- The data -
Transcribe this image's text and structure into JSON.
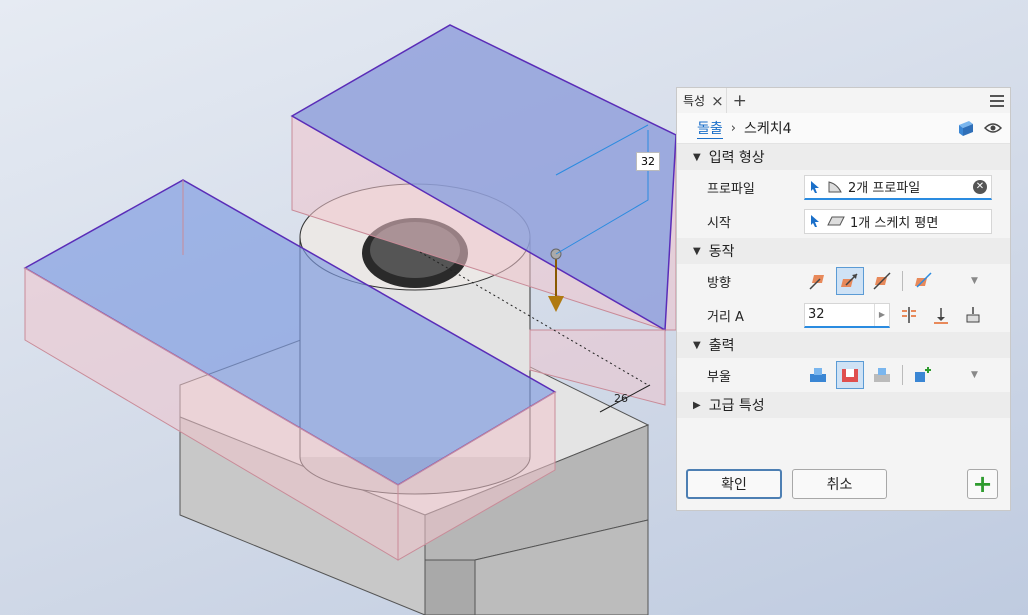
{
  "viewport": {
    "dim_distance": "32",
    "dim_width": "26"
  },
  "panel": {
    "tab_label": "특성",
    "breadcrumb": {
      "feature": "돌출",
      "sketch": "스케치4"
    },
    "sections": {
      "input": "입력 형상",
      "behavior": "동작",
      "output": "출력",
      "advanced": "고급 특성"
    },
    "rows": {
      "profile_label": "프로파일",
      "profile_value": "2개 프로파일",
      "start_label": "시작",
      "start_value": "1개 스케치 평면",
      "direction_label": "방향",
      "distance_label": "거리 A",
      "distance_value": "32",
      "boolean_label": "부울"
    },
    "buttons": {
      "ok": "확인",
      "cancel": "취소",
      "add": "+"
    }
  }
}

- Set problem -
Reproduce every record above exactly, but leave out the pictures.

- Answer for the task -
Transcribe this image's text and structure into JSON.
{
  "viewport": {
    "dim_distance": "32",
    "dim_width": "26"
  },
  "panel": {
    "tab_label": "특성",
    "breadcrumb": {
      "feature": "돌출",
      "sketch": "스케치4"
    },
    "sections": {
      "input": "입력 형상",
      "behavior": "동작",
      "output": "출력",
      "advanced": "고급 특성"
    },
    "rows": {
      "profile_label": "프로파일",
      "profile_value": "2개 프로파일",
      "start_label": "시작",
      "start_value": "1개 스케치 평면",
      "direction_label": "방향",
      "distance_label": "거리 A",
      "distance_value": "32",
      "boolean_label": "부울"
    },
    "buttons": {
      "ok": "확인",
      "cancel": "취소",
      "add": "+"
    }
  }
}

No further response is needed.